*TASK DETAILS*.
In the copy, include every entry exactly but none of the images.

[Dataset items]
***
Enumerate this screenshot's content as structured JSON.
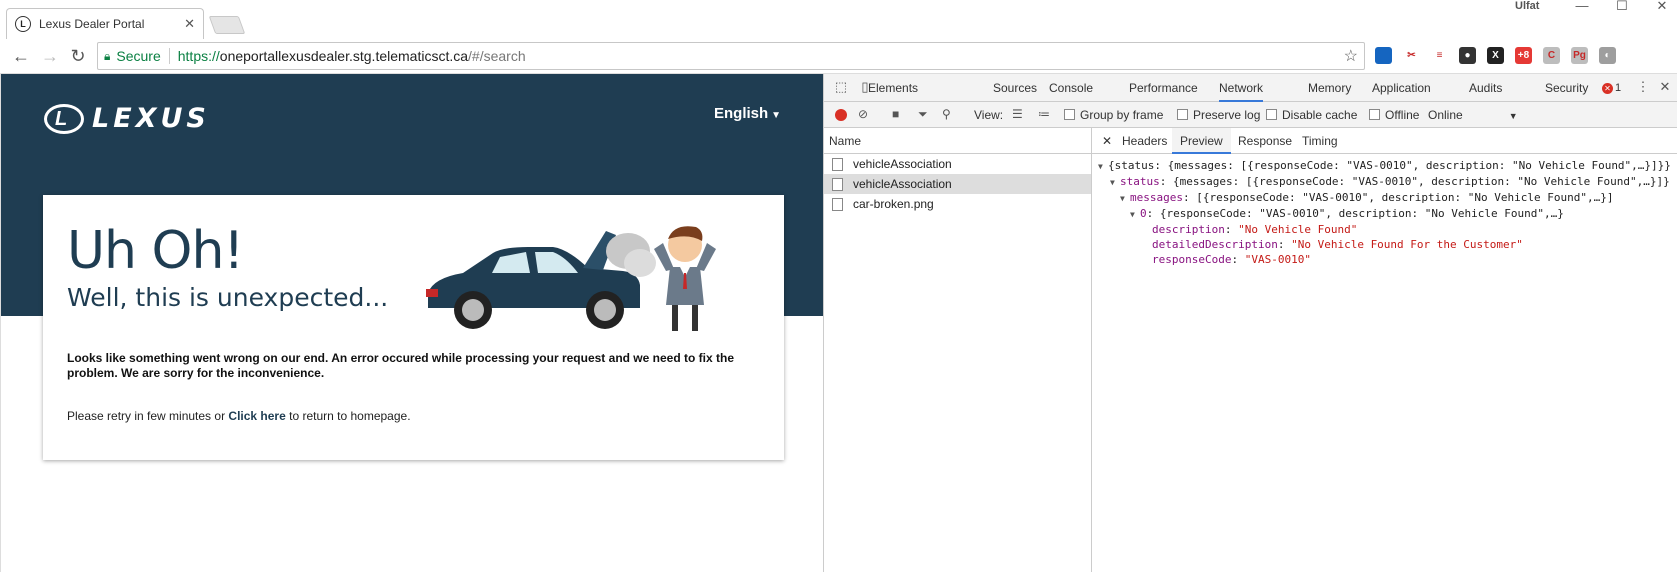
{
  "browser": {
    "tab_title": "Lexus Dealer Portal",
    "user": "Ulfat",
    "secure_label": "Secure",
    "url_scheme": "https://",
    "url_host": "oneportallexusdealer.stg.telematicsct.ca",
    "url_path": "/#/search",
    "extensions": [
      {
        "name": "ext-icon-1",
        "color": "#1565c0",
        "glyph": ""
      },
      {
        "name": "ext-icon-2",
        "color": "#ffffff",
        "glyph": "✂"
      },
      {
        "name": "ext-icon-3",
        "color": "#ffffff",
        "glyph": "≡"
      },
      {
        "name": "ext-icon-4",
        "color": "#333333",
        "glyph": "●"
      },
      {
        "name": "ext-icon-5",
        "color": "#222222",
        "glyph": "X"
      },
      {
        "name": "ext-icon-6",
        "color": "#e53935",
        "glyph": "+8"
      },
      {
        "name": "ext-icon-7",
        "color": "#bdbdbd",
        "glyph": "C"
      },
      {
        "name": "ext-icon-8",
        "color": "#bdbdbd",
        "glyph": "Pg"
      },
      {
        "name": "ext-icon-9",
        "color": "#9e9e9e",
        "glyph": "◐"
      }
    ]
  },
  "page": {
    "brand": "LEXUS",
    "language": "English",
    "headline": "Uh Oh!",
    "subheadline": "Well, this is unexpected...",
    "message": "Looks like something went wrong on our end. An error occured while processing your request and we need to fix the problem. We are sorry for the inconvenience.",
    "retry_prefix": "Please retry in few minutes or ",
    "retry_link": "Click here",
    "retry_suffix": " to return to homepage."
  },
  "devtools": {
    "tabs": [
      "Elements",
      "Sources",
      "Console",
      "Performance",
      "Network",
      "Memory",
      "Application",
      "Audits",
      "Security"
    ],
    "active_tab": "Network",
    "error_count": "1",
    "view_label": "View:",
    "group_by_frame": "Group by frame",
    "preserve_log": "Preserve log",
    "disable_cache": "Disable cache",
    "offline": "Offline",
    "throttle": "Online",
    "name_header": "Name",
    "requests": [
      "vehicleAssociation",
      "vehicleAssociation",
      "car-broken.png"
    ],
    "selected_request": 1,
    "detail_tabs": [
      "Headers",
      "Preview",
      "Response",
      "Timing"
    ],
    "active_detail_tab": "Preview",
    "preview": {
      "line0": "{status: {messages: [{responseCode: \"VAS-0010\", description: \"No Vehicle Found\",…}]}}",
      "line1_key": "status",
      "line1_val": ": {messages: [{responseCode: \"VAS-0010\", description: \"No Vehicle Found\",…}]}",
      "line2_key": "messages",
      "line2_val": ": [{responseCode: \"VAS-0010\", description: \"No Vehicle Found\",…}]",
      "line3_key": "0",
      "line3_val": ": {responseCode: \"VAS-0010\", description: \"No Vehicle Found\",…}",
      "description_key": "description",
      "description_val": "\"No Vehicle Found\"",
      "detailed_key": "detailedDescription",
      "detailed_val": "\"No Vehicle Found For the Customer\"",
      "code_key": "responseCode",
      "code_val": "\"VAS-0010\""
    }
  }
}
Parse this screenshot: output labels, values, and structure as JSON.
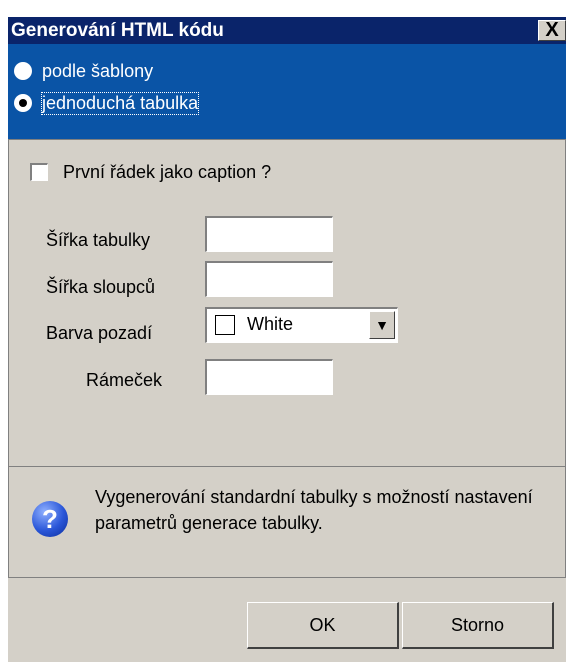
{
  "window": {
    "title": "Generování HTML kódu",
    "close_label": "X"
  },
  "mode": {
    "options": [
      {
        "label": "podle šablony",
        "selected": false
      },
      {
        "label": "jednoduchá tabulka",
        "selected": true
      }
    ]
  },
  "options": {
    "caption_checkbox": {
      "label": "První řádek jako caption ?",
      "checked": false
    },
    "table_width": {
      "label": "Šířka tabulky",
      "value": ""
    },
    "column_width": {
      "label": "Šířka sloupců",
      "value": ""
    },
    "background_color": {
      "label": "Barva pozadí",
      "value": "White",
      "swatch_color": "#ffffff"
    },
    "border": {
      "label": "Rámeček",
      "value": ""
    }
  },
  "info": {
    "icon": "help-icon",
    "text": "Vygenerování standardní tabulky s možností nastavení parametrů generace tabulky."
  },
  "buttons": {
    "ok_label": "OK",
    "cancel_label": "Storno"
  },
  "colors": {
    "titlebar": "#0a246a",
    "mode_panel": "#0a54a6",
    "dialog_face": "#d4d0c8"
  }
}
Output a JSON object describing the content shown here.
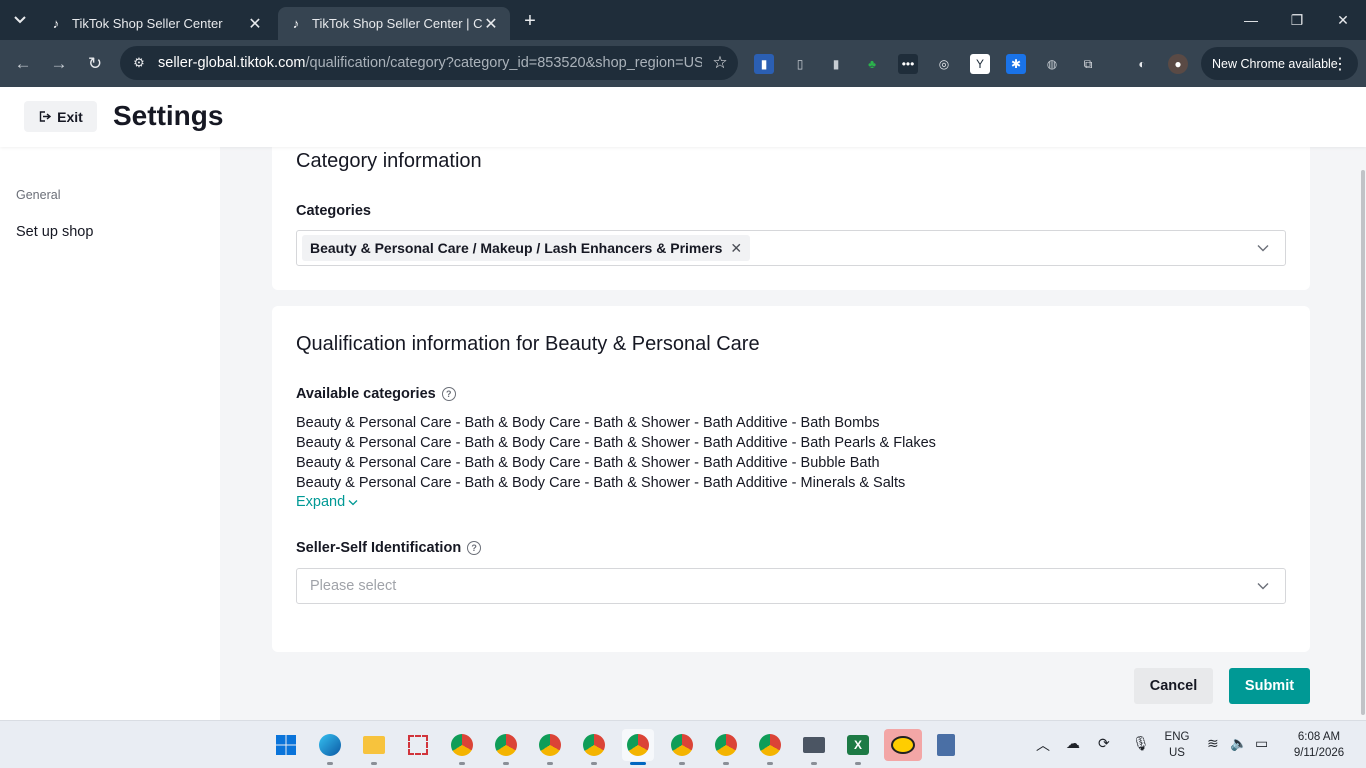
{
  "browser": {
    "tabs": [
      {
        "title": "TikTok Shop Seller Center",
        "active": false
      },
      {
        "title": "TikTok Shop Seller Center | Cros",
        "active": true
      }
    ],
    "url_host": "seller-global.tiktok.com",
    "url_path": "/qualification/category?category_id=853520&shop_region=US",
    "new_chrome_label": "New Chrome available"
  },
  "header": {
    "exit_label": "Exit",
    "title": "Settings"
  },
  "sidebar": {
    "section_label": "General",
    "items": [
      {
        "label": "Set up shop"
      }
    ]
  },
  "category_card": {
    "title": "Category information",
    "categories_label": "Categories",
    "selected_tag": "Beauty & Personal Care / Makeup / Lash Enhancers & Primers"
  },
  "qualification_card": {
    "title": "Qualification information for Beauty & Personal Care",
    "available_label": "Available categories",
    "available_categories": [
      "Beauty & Personal Care - Bath & Body Care - Bath & Shower - Bath Additive - Bath Bombs",
      "Beauty & Personal Care - Bath & Body Care - Bath & Shower - Bath Additive - Bath Pearls & Flakes",
      "Beauty & Personal Care - Bath & Body Care - Bath & Shower - Bath Additive - Bubble Bath",
      "Beauty & Personal Care - Bath & Body Care - Bath & Shower - Bath Additive - Minerals & Salts"
    ],
    "expand_label": "Expand",
    "seller_id_label": "Seller-Self Identification",
    "seller_id_placeholder": "Please select"
  },
  "actions": {
    "cancel_label": "Cancel",
    "submit_label": "Submit"
  },
  "taskbar": {
    "language": "ENG",
    "region": "US",
    "time": "6:08 AM",
    "date": "9/11/2026"
  },
  "colors": {
    "accent": "#009995",
    "chrome_dark": "#1f2d3a",
    "chrome_toolbar": "#364451"
  }
}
***
*EXERCISE SOLUTION*.
Enumerate this screenshot's content as structured JSON.
{
  "browser": {
    "tab_title": "Lexus Dealer Portal",
    "user": "Ulfat",
    "secure_label": "Secure",
    "url_scheme": "https://",
    "url_host": "oneportallexusdealer.stg.telematicsct.ca",
    "url_path": "/#/search",
    "extensions": [
      {
        "name": "ext-icon-1",
        "color": "#1565c0",
        "glyph": ""
      },
      {
        "name": "ext-icon-2",
        "color": "#ffffff",
        "glyph": "✂"
      },
      {
        "name": "ext-icon-3",
        "color": "#ffffff",
        "glyph": "≡"
      },
      {
        "name": "ext-icon-4",
        "color": "#333333",
        "glyph": "●"
      },
      {
        "name": "ext-icon-5",
        "color": "#222222",
        "glyph": "X"
      },
      {
        "name": "ext-icon-6",
        "color": "#e53935",
        "glyph": "+8"
      },
      {
        "name": "ext-icon-7",
        "color": "#bdbdbd",
        "glyph": "C"
      },
      {
        "name": "ext-icon-8",
        "color": "#bdbdbd",
        "glyph": "Pg"
      },
      {
        "name": "ext-icon-9",
        "color": "#9e9e9e",
        "glyph": "◐"
      }
    ]
  },
  "page": {
    "brand": "LEXUS",
    "language": "English",
    "headline": "Uh Oh!",
    "subheadline": "Well, this is unexpected...",
    "message": "Looks like something went wrong on our end. An error occured while processing your request and we need to fix the problem. We are sorry for the inconvenience.",
    "retry_prefix": "Please retry in few minutes or ",
    "retry_link": "Click here",
    "retry_suffix": " to return to homepage."
  },
  "devtools": {
    "tabs": [
      "Elements",
      "Sources",
      "Console",
      "Performance",
      "Network",
      "Memory",
      "Application",
      "Audits",
      "Security"
    ],
    "active_tab": "Network",
    "error_count": "1",
    "view_label": "View:",
    "group_by_frame": "Group by frame",
    "preserve_log": "Preserve log",
    "disable_cache": "Disable cache",
    "offline": "Offline",
    "throttle": "Online",
    "name_header": "Name",
    "requests": [
      "vehicleAssociation",
      "vehicleAssociation",
      "car-broken.png"
    ],
    "selected_request": 1,
    "detail_tabs": [
      "Headers",
      "Preview",
      "Response",
      "Timing"
    ],
    "active_detail_tab": "Preview",
    "preview": {
      "line0": "{status: {messages: [{responseCode: \"VAS-0010\", description: \"No Vehicle Found\",…}]}}",
      "line1_key": "status",
      "line1_val": ": {messages: [{responseCode: \"VAS-0010\", description: \"No Vehicle Found\",…}]}",
      "line2_key": "messages",
      "line2_val": ": [{responseCode: \"VAS-0010\", description: \"No Vehicle Found\",…}]",
      "line3_key": "0",
      "line3_val": ": {responseCode: \"VAS-0010\", description: \"No Vehicle Found\",…}",
      "description_key": "description",
      "description_val": "\"No Vehicle Found\"",
      "detailed_key": "detailedDescription",
      "detailed_val": "\"No Vehicle Found For the Customer\"",
      "code_key": "responseCode",
      "code_val": "\"VAS-0010\""
    }
  }
}
Parse this screenshot: output labels, values, and structure as JSON.
{
  "window": {
    "title": "Generování HTML kódu",
    "close_label": "X"
  },
  "mode": {
    "options": [
      {
        "label": "podle šablony",
        "selected": false
      },
      {
        "label": "jednoduchá tabulka",
        "selected": true
      }
    ]
  },
  "options": {
    "caption_checkbox": {
      "label": "První řádek jako caption ?",
      "checked": false
    },
    "table_width": {
      "label": "Šířka tabulky",
      "value": ""
    },
    "column_width": {
      "label": "Šířka sloupců",
      "value": ""
    },
    "background_color": {
      "label": "Barva pozadí",
      "value": "White",
      "swatch_color": "#ffffff"
    },
    "border": {
      "label": "Rámeček",
      "value": ""
    }
  },
  "info": {
    "icon": "help-icon",
    "text": "Vygenerování standardní tabulky s možností nastavení parametrů generace tabulky."
  },
  "buttons": {
    "ok_label": "OK",
    "cancel_label": "Storno"
  },
  "colors": {
    "titlebar": "#0a246a",
    "mode_panel": "#0a54a6",
    "dialog_face": "#d4d0c8"
  }
}
Output a JSON object describing the content shown here.
{
  "browser": {
    "tabs": [
      {
        "title": "TikTok Shop Seller Center",
        "active": false
      },
      {
        "title": "TikTok Shop Seller Center | Cros",
        "active": true
      }
    ],
    "url_host": "seller-global.tiktok.com",
    "url_path": "/qualification/category?category_id=853520&shop_region=US",
    "new_chrome_label": "New Chrome available"
  },
  "header": {
    "exit_label": "Exit",
    "title": "Settings"
  },
  "sidebar": {
    "section_label": "General",
    "items": [
      {
        "label": "Set up shop"
      }
    ]
  },
  "category_card": {
    "title": "Category information",
    "categories_label": "Categories",
    "selected_tag": "Beauty & Personal Care / Makeup / Lash Enhancers & Primers"
  },
  "qualification_card": {
    "title": "Qualification information for Beauty & Personal Care",
    "available_label": "Available categories",
    "available_categories": [
      "Beauty & Personal Care - Bath & Body Care - Bath & Shower - Bath Additive - Bath Bombs",
      "Beauty & Personal Care - Bath & Body Care - Bath & Shower - Bath Additive - Bath Pearls & Flakes",
      "Beauty & Personal Care - Bath & Body Care - Bath & Shower - Bath Additive - Bubble Bath",
      "Beauty & Personal Care - Bath & Body Care - Bath & Shower - Bath Additive - Minerals & Salts"
    ],
    "expand_label": "Expand",
    "seller_id_label": "Seller-Self Identification",
    "seller_id_placeholder": "Please select"
  },
  "actions": {
    "cancel_label": "Cancel",
    "submit_label": "Submit"
  },
  "taskbar": {
    "language": "ENG",
    "region": "US",
    "time": "6:08 AM",
    "date": "9/11/2026"
  },
  "colors": {
    "accent": "#009995",
    "chrome_dark": "#1f2d3a",
    "chrome_toolbar": "#364451"
  }
}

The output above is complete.